**What to work on**
What you return should match every record exactly, with the images removed.

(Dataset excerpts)
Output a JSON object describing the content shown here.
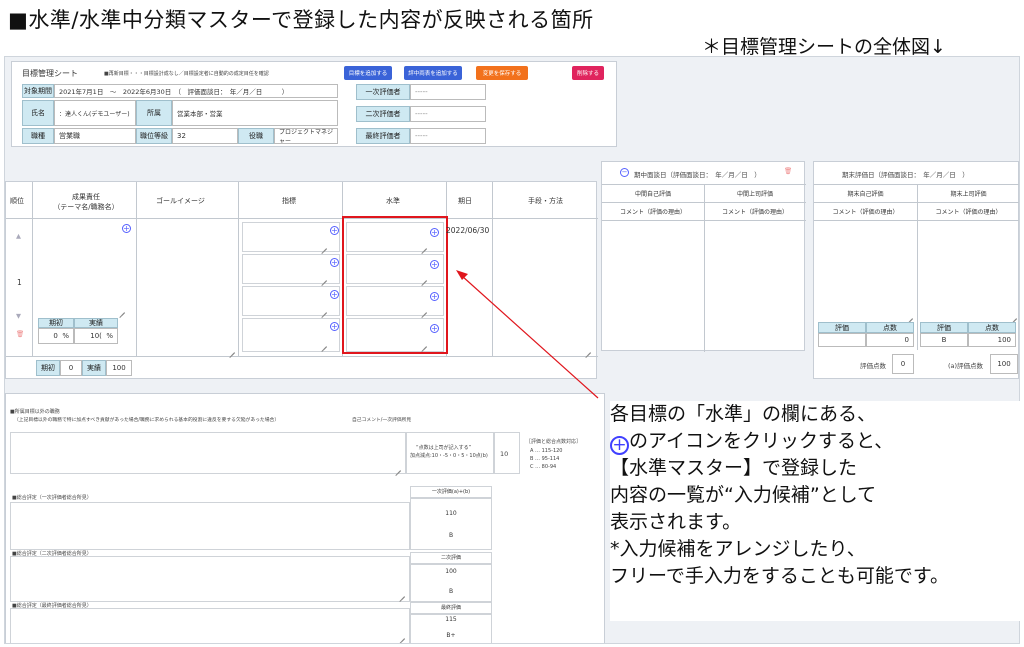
{
  "heading": "■水準/水準中分類マスターで登録した内容が反映される箇所",
  "subheading": "＊目標管理シートの全体図↓",
  "sheet": {
    "title": "目標管理シート",
    "note": "■再新目標・・・目標設計成なし／目標設定者に自動的の成定目任を確認",
    "buttons": {
      "add_goal": "目標を追加する",
      "add_category": "評中両表を追加する",
      "save": "変更を保存する",
      "delete": "削除する"
    },
    "colors": {
      "blue": "#3a63d8",
      "orange": "#f2711c",
      "red": "#e0245e",
      "label": "#cfe9f2"
    }
  },
  "info": {
    "period_label": "対象期間",
    "period_value": "2021年7月1日　〜　2022年6月30日　（　評価面談日：　年／月／日　　　）",
    "name_label": "氏名",
    "name_value": "：達人くん(デモユーザー)",
    "dept_label": "所属",
    "dept_value": "営業本部・営業",
    "job_label": "職種",
    "job_value": "営業職",
    "grade_label": "職位等級",
    "grade_value": "32",
    "role_label": "役職",
    "role_value": "プロジェクトマネジャー",
    "eval1_label": "一次評価者",
    "eval2_label": "二次評価者",
    "final_label": "最終評価者",
    "eval_placeholder": "-----"
  },
  "goal_table": {
    "headers": {
      "rank": "順位",
      "responsibility": "成果責任\n（テーマ名/職務名）",
      "goal_image": "ゴールイメージ",
      "indicator": "指標",
      "level": "水準",
      "deadline": "期日",
      "method": "手段・方法"
    },
    "rank_value": "1",
    "deadline_value": "2022/06/30",
    "plan_label": "期初",
    "actual_label": "実績",
    "plan_value": "0",
    "actual_value": "10(",
    "percent": "%",
    "footer_plan_label": "期初",
    "footer_plan_value": "0",
    "footer_actual_label": "実績",
    "footer_actual_value": "100"
  },
  "mid_review": {
    "title": "期中面談日（評価面談日：　年／月／日　）",
    "self_label": "中間自己評価",
    "boss_label": "中間上司評価",
    "comment1": "コメント（評価の理由）",
    "comment2": "コメント（評価の理由）"
  },
  "end_review": {
    "title": "期末評価日（評価面談日：　年／月／日　）",
    "self_label": "期末自己評価",
    "boss_label": "期末上司評価",
    "comment1": "コメント（評価の理由）",
    "comment2": "コメント（評価の理由）",
    "score_label1": "評価",
    "point_label1": "点数",
    "score_value1": "",
    "point_value1": "0",
    "score_label2": "評価",
    "point_label2": "点数",
    "score_value2": "B",
    "point_value2": "100",
    "total_label1": "評価点数",
    "total_value1": "0",
    "total_label2": "(a)評価点数",
    "total_value2": "100"
  },
  "bottom": {
    "outside_title": "■所属目標以外の職務",
    "outside_note": "（上記目標以外の職務で特に加点すべき貢献があった場合/職務に求められる基本的役割に違反を要する欠陥があった場合）",
    "self_comment": "自己コメント/一次評価所見",
    "points_note1": "“点数は上司が記入する”",
    "points_note2": "加点減点:10・-5・0・5・10点(b)",
    "points_value": "10",
    "legend_title": "［評価と総合点数対応］",
    "legend_a": "A … 115-120",
    "legend_b": "B … 95-114",
    "legend_c": "C … 80-94",
    "overall1_label": "■総合評定（一次評価者総合所見）",
    "overall1_head": "一次評価(a)+(b)",
    "overall1_score": "110",
    "overall1_grade": "B",
    "overall2_label": "■総合評定（二次評価者総合所見）",
    "overall2_head": "二次評価",
    "overall2_score": "100",
    "overall2_grade": "B",
    "overall3_label": "■総合評定（最終評価者総合所見）",
    "overall3_head": "最終評価",
    "overall3_score": "115",
    "overall3_grade": "B+"
  },
  "annotation": {
    "line1": "各目標の「水準」の欄にある、",
    "line2": "のアイコンをクリックすると、",
    "line3": "【水準マスター】で登録した",
    "line4": "内容の一覧が“入力候補”として",
    "line5": "表示されます。",
    "line6": "*入力候補をアレンジしたり、",
    "line7": "フリーで手入力をすることも可能です。"
  }
}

**Task output**
Output a JSON object describing the content shown here.
{
  "heading": "■水準/水準中分類マスターで登録した内容が反映される箇所",
  "subheading": "＊目標管理シートの全体図↓",
  "sheet": {
    "title": "目標管理シート",
    "note": "■再新目標・・・目標設計成なし／目標設定者に自動的の成定目任を確認",
    "buttons": {
      "add_goal": "目標を追加する",
      "add_category": "評中両表を追加する",
      "save": "変更を保存する",
      "delete": "削除する"
    },
    "colors": {
      "blue": "#3a63d8",
      "orange": "#f2711c",
      "red": "#e0245e",
      "label": "#cfe9f2"
    }
  },
  "info": {
    "period_label": "対象期間",
    "period_value": "2021年7月1日　〜　2022年6月30日　（　評価面談日：　年／月／日　　　）",
    "name_label": "氏名",
    "name_value": "：達人くん(デモユーザー)",
    "dept_label": "所属",
    "dept_value": "営業本部・営業",
    "job_label": "職種",
    "job_value": "営業職",
    "grade_label": "職位等級",
    "grade_value": "32",
    "role_label": "役職",
    "role_value": "プロジェクトマネジャー",
    "eval1_label": "一次評価者",
    "eval2_label": "二次評価者",
    "final_label": "最終評価者",
    "eval_placeholder": "-----"
  },
  "goal_table": {
    "headers": {
      "rank": "順位",
      "responsibility": "成果責任\n（テーマ名/職務名）",
      "goal_image": "ゴールイメージ",
      "indicator": "指標",
      "level": "水準",
      "deadline": "期日",
      "method": "手段・方法"
    },
    "rank_value": "1",
    "deadline_value": "2022/06/30",
    "plan_label": "期初",
    "actual_label": "実績",
    "plan_value": "0",
    "actual_value": "10(",
    "percent": "%",
    "footer_plan_label": "期初",
    "footer_plan_value": "0",
    "footer_actual_label": "実績",
    "footer_actual_value": "100"
  },
  "mid_review": {
    "title": "期中面談日（評価面談日：　年／月／日　）",
    "self_label": "中間自己評価",
    "boss_label": "中間上司評価",
    "comment1": "コメント（評価の理由）",
    "comment2": "コメント（評価の理由）"
  },
  "end_review": {
    "title": "期末評価日（評価面談日：　年／月／日　）",
    "self_label": "期末自己評価",
    "boss_label": "期末上司評価",
    "comment1": "コメント（評価の理由）",
    "comment2": "コメント（評価の理由）",
    "score_label1": "評価",
    "point_label1": "点数",
    "score_value1": "",
    "point_value1": "0",
    "score_label2": "評価",
    "point_label2": "点数",
    "score_value2": "B",
    "point_value2": "100",
    "total_label1": "評価点数",
    "total_value1": "0",
    "total_label2": "(a)評価点数",
    "total_value2": "100"
  },
  "bottom": {
    "outside_title": "■所属目標以外の職務",
    "outside_note": "（上記目標以外の職務で特に加点すべき貢献があった場合/職務に求められる基本的役割に違反を要する欠陥があった場合）",
    "self_comment": "自己コメント/一次評価所見",
    "points_note1": "“点数は上司が記入する”",
    "points_note2": "加点減点:10・-5・0・5・10点(b)",
    "points_value": "10",
    "legend_title": "［評価と総合点数対応］",
    "legend_a": "A … 115-120",
    "legend_b": "B … 95-114",
    "legend_c": "C … 80-94",
    "overall1_label": "■総合評定（一次評価者総合所見）",
    "overall1_head": "一次評価(a)+(b)",
    "overall1_score": "110",
    "overall1_grade": "B",
    "overall2_label": "■総合評定（二次評価者総合所見）",
    "overall2_head": "二次評価",
    "overall2_score": "100",
    "overall2_grade": "B",
    "overall3_label": "■総合評定（最終評価者総合所見）",
    "overall3_head": "最終評価",
    "overall3_score": "115",
    "overall3_grade": "B+"
  },
  "annotation": {
    "line1": "各目標の「水準」の欄にある、",
    "line2": "のアイコンをクリックすると、",
    "line3": "【水準マスター】で登録した",
    "line4": "内容の一覧が“入力候補”として",
    "line5": "表示されます。",
    "line6": "*入力候補をアレンジしたり、",
    "line7": "フリーで手入力をすることも可能です。"
  }
}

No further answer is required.